Stored items:
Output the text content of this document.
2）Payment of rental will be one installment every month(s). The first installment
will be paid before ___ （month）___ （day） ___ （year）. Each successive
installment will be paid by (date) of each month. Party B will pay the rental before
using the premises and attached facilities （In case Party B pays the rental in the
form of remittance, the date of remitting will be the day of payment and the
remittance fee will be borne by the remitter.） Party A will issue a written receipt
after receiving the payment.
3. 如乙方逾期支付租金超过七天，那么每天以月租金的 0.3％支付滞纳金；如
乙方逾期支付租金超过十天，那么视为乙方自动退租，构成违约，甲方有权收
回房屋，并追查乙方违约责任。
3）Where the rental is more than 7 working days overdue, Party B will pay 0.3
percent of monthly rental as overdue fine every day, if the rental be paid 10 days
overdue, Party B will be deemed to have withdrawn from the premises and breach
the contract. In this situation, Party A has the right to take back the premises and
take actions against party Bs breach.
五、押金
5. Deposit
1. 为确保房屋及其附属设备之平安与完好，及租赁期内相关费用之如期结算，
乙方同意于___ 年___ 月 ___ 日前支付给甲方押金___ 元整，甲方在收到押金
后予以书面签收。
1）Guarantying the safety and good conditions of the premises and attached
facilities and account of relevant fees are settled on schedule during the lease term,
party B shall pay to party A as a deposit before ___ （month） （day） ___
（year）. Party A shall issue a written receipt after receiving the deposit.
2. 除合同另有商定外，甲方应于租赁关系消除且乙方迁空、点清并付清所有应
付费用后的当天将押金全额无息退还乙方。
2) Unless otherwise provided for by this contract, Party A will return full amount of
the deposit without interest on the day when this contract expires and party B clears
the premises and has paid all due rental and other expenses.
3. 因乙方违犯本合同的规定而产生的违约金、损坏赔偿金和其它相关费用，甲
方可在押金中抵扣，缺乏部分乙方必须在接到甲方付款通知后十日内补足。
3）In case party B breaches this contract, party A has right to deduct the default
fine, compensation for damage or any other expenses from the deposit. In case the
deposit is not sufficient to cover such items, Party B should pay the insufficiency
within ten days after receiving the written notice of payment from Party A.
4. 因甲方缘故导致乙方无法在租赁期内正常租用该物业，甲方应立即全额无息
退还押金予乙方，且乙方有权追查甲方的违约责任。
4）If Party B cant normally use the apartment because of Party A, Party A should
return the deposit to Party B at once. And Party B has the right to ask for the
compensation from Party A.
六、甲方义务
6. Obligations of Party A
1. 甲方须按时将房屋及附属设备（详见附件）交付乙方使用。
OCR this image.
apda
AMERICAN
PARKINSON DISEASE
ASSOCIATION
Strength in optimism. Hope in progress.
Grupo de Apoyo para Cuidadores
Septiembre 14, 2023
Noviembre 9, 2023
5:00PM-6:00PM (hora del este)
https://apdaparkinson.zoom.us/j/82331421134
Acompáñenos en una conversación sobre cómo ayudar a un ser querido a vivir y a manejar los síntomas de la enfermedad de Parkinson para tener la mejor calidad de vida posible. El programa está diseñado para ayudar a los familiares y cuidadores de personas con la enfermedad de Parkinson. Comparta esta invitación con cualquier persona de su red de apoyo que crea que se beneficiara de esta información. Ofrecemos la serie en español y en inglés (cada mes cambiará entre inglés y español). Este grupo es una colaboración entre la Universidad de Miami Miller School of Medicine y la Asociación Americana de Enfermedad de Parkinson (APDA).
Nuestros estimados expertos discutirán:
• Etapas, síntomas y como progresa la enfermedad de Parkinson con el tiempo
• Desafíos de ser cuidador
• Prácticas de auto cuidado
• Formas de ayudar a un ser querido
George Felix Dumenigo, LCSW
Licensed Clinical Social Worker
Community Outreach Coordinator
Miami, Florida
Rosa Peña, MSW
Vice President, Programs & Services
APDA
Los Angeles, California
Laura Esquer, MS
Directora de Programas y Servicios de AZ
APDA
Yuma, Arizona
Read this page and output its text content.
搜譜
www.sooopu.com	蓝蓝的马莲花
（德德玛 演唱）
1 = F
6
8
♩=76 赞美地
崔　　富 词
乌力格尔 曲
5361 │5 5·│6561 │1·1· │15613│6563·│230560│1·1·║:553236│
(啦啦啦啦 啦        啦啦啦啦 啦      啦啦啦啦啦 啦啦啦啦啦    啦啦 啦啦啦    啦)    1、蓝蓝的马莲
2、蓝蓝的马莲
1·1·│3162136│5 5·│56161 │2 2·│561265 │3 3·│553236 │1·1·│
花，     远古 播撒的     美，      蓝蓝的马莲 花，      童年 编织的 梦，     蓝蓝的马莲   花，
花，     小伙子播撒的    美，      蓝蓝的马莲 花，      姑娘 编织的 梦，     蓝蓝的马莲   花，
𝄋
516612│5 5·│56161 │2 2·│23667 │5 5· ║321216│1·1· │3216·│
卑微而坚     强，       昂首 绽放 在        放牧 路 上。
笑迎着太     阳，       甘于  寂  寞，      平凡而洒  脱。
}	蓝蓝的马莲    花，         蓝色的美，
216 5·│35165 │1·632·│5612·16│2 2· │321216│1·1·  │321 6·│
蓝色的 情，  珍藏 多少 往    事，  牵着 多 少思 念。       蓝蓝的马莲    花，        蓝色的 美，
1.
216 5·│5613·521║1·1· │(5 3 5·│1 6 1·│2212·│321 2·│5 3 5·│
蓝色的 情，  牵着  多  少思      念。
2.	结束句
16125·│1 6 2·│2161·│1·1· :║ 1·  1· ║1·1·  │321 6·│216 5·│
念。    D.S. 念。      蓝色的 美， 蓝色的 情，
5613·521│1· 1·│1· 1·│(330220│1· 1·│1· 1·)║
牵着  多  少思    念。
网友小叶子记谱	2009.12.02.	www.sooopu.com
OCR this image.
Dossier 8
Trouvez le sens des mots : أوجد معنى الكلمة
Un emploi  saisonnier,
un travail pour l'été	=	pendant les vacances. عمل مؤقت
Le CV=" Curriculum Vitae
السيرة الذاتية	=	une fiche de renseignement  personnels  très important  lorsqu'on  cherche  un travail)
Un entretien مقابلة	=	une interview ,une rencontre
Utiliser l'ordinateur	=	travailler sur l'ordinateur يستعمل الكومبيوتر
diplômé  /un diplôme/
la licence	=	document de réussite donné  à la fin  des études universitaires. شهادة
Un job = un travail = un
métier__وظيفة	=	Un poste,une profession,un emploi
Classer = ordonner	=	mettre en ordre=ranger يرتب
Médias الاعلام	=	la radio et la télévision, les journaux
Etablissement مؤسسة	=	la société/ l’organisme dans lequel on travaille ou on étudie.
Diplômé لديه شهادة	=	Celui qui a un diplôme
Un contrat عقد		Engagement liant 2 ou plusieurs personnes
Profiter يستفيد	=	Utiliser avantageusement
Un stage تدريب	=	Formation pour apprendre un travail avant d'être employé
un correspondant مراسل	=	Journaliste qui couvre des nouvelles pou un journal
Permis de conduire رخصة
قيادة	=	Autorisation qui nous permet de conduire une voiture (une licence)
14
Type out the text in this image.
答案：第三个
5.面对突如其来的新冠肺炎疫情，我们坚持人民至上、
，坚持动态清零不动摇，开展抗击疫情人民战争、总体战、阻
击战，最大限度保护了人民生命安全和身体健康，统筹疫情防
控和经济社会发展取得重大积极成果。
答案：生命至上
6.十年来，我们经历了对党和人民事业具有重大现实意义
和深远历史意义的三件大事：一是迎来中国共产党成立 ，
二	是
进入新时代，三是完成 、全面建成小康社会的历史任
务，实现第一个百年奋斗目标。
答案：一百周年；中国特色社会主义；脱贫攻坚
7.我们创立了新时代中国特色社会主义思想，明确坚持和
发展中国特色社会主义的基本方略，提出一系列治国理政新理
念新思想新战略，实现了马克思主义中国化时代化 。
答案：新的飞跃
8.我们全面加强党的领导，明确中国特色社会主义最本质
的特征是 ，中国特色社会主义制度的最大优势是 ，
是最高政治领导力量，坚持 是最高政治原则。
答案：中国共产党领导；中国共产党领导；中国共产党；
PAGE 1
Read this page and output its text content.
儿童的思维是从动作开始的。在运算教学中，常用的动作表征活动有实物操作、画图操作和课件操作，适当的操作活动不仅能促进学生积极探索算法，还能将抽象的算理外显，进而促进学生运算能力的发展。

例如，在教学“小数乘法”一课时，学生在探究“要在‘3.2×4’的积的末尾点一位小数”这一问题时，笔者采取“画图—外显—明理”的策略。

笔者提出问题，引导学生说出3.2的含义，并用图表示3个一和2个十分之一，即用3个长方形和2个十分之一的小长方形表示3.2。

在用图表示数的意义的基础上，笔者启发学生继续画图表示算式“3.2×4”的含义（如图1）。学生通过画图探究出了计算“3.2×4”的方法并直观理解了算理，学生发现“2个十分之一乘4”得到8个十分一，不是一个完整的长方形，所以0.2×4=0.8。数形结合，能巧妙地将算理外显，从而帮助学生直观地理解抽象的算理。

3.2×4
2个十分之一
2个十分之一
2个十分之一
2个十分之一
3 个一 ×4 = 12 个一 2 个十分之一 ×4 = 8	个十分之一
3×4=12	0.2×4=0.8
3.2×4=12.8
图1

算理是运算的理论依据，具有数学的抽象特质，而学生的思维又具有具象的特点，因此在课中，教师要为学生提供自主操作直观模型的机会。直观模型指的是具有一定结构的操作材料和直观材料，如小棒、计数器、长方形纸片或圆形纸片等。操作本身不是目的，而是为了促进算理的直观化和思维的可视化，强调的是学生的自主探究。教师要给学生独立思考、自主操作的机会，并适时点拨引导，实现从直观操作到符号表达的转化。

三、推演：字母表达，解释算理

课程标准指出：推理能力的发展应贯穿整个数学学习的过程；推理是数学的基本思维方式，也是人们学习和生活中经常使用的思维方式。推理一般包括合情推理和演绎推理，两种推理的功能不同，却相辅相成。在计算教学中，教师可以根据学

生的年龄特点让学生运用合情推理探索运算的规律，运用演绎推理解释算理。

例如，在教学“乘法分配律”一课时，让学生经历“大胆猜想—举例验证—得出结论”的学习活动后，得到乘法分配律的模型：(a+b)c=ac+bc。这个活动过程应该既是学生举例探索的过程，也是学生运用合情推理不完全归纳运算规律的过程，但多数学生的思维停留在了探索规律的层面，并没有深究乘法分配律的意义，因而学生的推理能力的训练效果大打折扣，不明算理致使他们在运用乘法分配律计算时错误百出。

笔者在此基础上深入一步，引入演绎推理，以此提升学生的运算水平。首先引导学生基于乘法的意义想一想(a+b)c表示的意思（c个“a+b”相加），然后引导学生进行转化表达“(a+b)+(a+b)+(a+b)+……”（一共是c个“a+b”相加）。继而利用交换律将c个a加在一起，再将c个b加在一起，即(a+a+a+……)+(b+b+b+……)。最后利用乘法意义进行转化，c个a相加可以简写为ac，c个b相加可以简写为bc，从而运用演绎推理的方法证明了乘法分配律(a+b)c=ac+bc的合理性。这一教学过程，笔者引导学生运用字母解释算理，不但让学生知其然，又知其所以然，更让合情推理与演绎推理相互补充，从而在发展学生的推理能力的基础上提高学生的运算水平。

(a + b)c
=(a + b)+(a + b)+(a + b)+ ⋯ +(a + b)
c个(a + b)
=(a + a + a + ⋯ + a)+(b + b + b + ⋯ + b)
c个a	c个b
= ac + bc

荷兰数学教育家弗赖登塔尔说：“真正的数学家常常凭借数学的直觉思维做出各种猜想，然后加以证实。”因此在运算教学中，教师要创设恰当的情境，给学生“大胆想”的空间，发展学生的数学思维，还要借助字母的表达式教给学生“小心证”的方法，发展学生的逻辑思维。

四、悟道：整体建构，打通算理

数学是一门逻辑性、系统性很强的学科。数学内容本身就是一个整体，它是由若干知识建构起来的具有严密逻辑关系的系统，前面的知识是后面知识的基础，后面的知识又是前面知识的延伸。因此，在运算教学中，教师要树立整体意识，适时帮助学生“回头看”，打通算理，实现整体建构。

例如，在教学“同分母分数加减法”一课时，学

EXERCISE INSTRUCTIONS = From the listing above, collect every line that mentions the word "year".

REPLY =
will be paid before ___ （month）___ （day） ___ （year）. Each successive
（year）. Party A shall issue a written receipt after receiving the deposit.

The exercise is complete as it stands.